** START **

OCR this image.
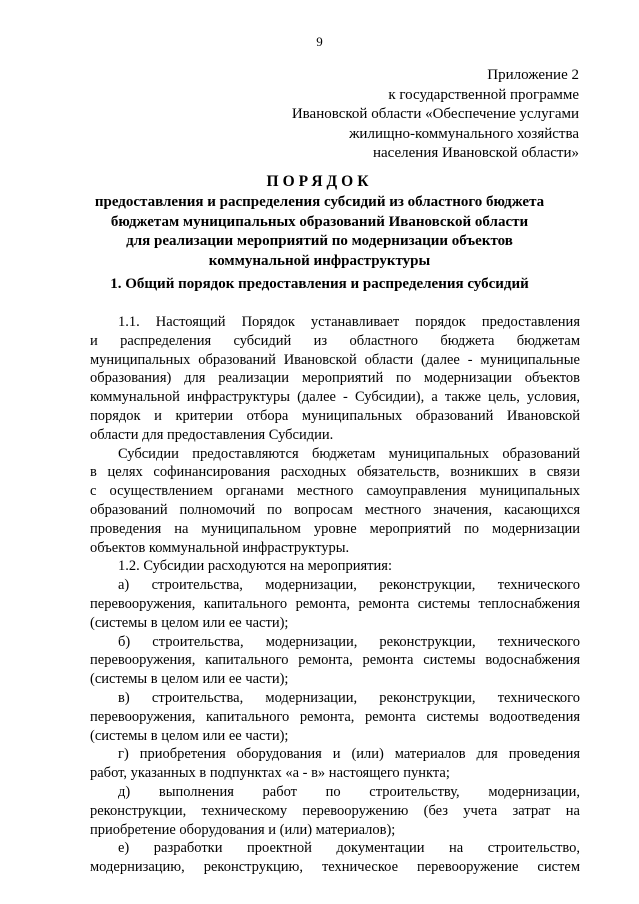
9
Приложение 2
к государственной программе
Ивановской области «Обеспечение услугами
жилищно-коммунального хозяйства
населения Ивановской области»
ПОРЯДОК
предоставления и распределения субсидий из областного бюджета
бюджетам муниципальных образований Ивановской области
для реализации мероприятий по модернизации объектов
коммунальной инфраструктуры
1. Общий порядок предоставления и распределения субсидий
1.1. Настоящий Порядок устанавливает порядок предоставления
и распределения субсидий из областного бюджета бюджетам
муниципальных образований Ивановской области (далее - муниципальные
образования) для реализации мероприятий по модернизации объектов
коммунальной инфраструктуры (далее - Субсидии), а также цель, условия,
порядок и критерии отбора муниципальных образований Ивановской
области для предоставления Субсидии.
Субсидии предоставляются бюджетам муниципальных образований
в целях софинансирования расходных обязательств, возникших в связи
с осуществлением органами местного самоуправления муниципальных
образований полномочий по вопросам местного значения, касающихся
проведения на муниципальном уровне мероприятий по модернизации
объектов коммунальной инфраструктуры.
1.2. Субсидии расходуются на мероприятия:
а) строительства, модернизации, реконструкции, технического
перевооружения, капитального ремонта, ремонта системы теплоснабжения
(системы в целом или ее части);
б) строительства, модернизации, реконструкции, технического
перевооружения, капитального ремонта, ремонта системы водоснабжения
(системы в целом или ее части);
в) строительства, модернизации, реконструкции, технического
перевооружения, капитального ремонта, ремонта системы водоотведения
(системы в целом или ее части);
г) приобретения оборудования и (или) материалов для проведения
работ, указанных в подпунктах «а - в» настоящего пункта;
д) выполнения работ по строительству, модернизации,
реконструкции, техническому перевооружению (без учета затрат на
приобретение оборудования и (или) материалов);
е) разработки проектной документации на строительство,
модернизацию, реконструкцию, техническое перевооружение систем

** END **

Replicate the material above verbatim; images stay out of the copy.

▸ **Result of this task**
OCR this image.
9
Приложение 2
к государственной программе
Ивановской области «Обеспечение услугами
жилищно-коммунального хозяйства
населения Ивановской области»
ПОРЯДОК
предоставления и распределения субсидий из областного бюджета
бюджетам муниципальных образований Ивановской области
для реализации мероприятий по модернизации объектов
коммунальной инфраструктуры
1. Общий порядок предоставления и распределения субсидий
1.1. Настоящий Порядок устанавливает порядок предоставления
и распределения субсидий из областного бюджета бюджетам
муниципальных образований Ивановской области (далее - муниципальные
образования) для реализации мероприятий по модернизации объектов
коммунальной инфраструктуры (далее - Субсидии), а также цель, условия,
порядок и критерии отбора муниципальных образований Ивановской
области для предоставления Субсидии.
Субсидии предоставляются бюджетам муниципальных образований
в целях софинансирования расходных обязательств, возникших в связи
с осуществлением органами местного самоуправления муниципальных
образований полномочий по вопросам местного значения, касающихся
проведения на муниципальном уровне мероприятий по модернизации
объектов коммунальной инфраструктуры.
1.2. Субсидии расходуются на мероприятия:
а) строительства, модернизации, реконструкции, технического
перевооружения, капитального ремонта, ремонта системы теплоснабжения
(системы в целом или ее части);
б) строительства, модернизации, реконструкции, технического
перевооружения, капитального ремонта, ремонта системы водоснабжения
(системы в целом или ее части);
в) строительства, модернизации, реконструкции, технического
перевооружения, капитального ремонта, ремонта системы водоотведения
(системы в целом или ее части);
г) приобретения оборудования и (или) материалов для проведения
работ, указанных в подпунктах «а - в» настоящего пункта;
д) выполнения работ по строительству, модернизации,
реконструкции, техническому перевооружению (без учета затрат на
приобретение оборудования и (или) материалов);
е) разработки проектной документации на строительство,
модернизацию, реконструкцию, техническое перевооружение систем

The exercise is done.